___ Data entries ___
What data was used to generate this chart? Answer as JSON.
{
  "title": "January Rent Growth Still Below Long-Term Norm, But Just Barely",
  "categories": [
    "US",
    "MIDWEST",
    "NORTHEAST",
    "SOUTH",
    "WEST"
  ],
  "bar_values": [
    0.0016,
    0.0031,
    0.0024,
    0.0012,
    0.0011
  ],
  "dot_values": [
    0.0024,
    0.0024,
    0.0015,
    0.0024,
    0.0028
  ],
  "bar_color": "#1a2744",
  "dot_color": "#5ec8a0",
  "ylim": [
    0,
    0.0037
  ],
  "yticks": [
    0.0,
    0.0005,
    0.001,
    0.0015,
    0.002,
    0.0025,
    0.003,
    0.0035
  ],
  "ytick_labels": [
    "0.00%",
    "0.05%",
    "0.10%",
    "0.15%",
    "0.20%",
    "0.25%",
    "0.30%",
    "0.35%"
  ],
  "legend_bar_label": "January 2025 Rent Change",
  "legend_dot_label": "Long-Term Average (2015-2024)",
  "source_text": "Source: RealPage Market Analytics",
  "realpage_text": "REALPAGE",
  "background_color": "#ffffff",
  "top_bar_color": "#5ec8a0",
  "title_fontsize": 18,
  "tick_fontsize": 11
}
___
■ **Task to carry out**: Search the data for "Long". Copy every matching line.

■ **Exercise answer**:
  "title": "January Rent Growth Still Below Long-Term Norm, But Just Barely",
  "legend_dot_label": "Long-Term Average (2015-2024)",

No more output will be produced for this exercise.